* [Exercise goal] List every line in this data where the string "title" occurs.

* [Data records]
— Begin —

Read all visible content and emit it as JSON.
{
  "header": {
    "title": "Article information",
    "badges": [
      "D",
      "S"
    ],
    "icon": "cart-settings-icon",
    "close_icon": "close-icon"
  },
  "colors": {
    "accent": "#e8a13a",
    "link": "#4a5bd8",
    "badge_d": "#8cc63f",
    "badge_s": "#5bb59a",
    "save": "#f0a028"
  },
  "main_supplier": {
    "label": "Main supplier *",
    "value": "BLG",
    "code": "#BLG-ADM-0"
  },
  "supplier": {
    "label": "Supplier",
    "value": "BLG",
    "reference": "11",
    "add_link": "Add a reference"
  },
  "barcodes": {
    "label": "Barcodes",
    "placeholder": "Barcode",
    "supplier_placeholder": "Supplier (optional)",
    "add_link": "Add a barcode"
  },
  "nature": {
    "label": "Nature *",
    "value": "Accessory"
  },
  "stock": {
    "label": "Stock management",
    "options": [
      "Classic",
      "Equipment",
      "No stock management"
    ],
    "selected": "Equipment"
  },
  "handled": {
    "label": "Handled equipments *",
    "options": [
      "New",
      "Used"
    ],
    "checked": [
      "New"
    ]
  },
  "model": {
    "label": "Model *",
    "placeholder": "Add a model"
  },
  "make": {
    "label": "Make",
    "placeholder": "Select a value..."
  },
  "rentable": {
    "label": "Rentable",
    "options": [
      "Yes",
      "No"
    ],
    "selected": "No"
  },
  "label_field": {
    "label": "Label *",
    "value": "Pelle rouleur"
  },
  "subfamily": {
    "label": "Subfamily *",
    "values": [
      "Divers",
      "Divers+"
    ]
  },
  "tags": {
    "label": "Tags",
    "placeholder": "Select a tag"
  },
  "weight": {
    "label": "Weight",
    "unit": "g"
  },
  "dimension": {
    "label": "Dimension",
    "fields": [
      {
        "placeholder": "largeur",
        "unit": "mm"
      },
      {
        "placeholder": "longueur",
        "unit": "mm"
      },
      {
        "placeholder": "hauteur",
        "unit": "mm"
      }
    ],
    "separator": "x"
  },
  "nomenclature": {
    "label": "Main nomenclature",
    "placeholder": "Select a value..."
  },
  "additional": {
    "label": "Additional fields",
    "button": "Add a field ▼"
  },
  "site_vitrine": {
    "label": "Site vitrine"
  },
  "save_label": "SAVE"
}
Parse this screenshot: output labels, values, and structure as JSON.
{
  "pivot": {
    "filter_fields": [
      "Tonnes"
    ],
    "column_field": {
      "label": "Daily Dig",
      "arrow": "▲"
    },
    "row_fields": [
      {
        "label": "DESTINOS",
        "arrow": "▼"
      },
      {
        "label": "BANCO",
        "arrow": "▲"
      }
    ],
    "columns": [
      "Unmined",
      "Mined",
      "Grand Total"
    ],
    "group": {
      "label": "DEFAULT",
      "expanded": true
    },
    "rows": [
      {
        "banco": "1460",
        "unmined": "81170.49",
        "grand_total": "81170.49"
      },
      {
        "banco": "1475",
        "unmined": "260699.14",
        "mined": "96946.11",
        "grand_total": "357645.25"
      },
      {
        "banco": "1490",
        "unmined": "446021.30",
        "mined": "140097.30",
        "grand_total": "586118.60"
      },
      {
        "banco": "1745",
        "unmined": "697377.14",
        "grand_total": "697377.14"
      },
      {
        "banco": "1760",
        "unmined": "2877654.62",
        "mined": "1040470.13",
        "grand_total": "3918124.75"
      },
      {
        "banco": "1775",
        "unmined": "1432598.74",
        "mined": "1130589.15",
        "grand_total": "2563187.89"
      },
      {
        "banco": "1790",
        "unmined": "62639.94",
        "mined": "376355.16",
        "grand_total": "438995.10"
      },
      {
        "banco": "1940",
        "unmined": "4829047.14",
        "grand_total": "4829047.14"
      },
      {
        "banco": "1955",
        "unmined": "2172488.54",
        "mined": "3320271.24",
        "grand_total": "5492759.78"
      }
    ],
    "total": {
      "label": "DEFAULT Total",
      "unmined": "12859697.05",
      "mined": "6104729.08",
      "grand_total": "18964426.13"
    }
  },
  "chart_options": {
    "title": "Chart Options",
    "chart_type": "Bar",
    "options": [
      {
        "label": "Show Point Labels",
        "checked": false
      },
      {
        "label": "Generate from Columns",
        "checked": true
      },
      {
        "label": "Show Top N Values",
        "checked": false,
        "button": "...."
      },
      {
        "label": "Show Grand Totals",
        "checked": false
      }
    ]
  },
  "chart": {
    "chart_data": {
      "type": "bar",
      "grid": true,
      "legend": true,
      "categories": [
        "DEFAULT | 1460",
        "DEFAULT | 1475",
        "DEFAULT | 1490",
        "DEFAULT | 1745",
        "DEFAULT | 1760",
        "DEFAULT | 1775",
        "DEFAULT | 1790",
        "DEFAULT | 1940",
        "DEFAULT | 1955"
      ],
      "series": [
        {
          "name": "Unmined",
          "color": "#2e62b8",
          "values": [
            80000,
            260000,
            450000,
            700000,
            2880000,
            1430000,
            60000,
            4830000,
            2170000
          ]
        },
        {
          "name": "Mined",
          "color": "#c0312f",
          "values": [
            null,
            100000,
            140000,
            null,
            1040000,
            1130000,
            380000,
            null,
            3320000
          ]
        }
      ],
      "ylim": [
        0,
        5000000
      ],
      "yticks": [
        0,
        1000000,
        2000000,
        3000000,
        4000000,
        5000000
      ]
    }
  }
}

— End —

* [Completed exercise]
    "title": "Article information",
    "title": "Chart Options",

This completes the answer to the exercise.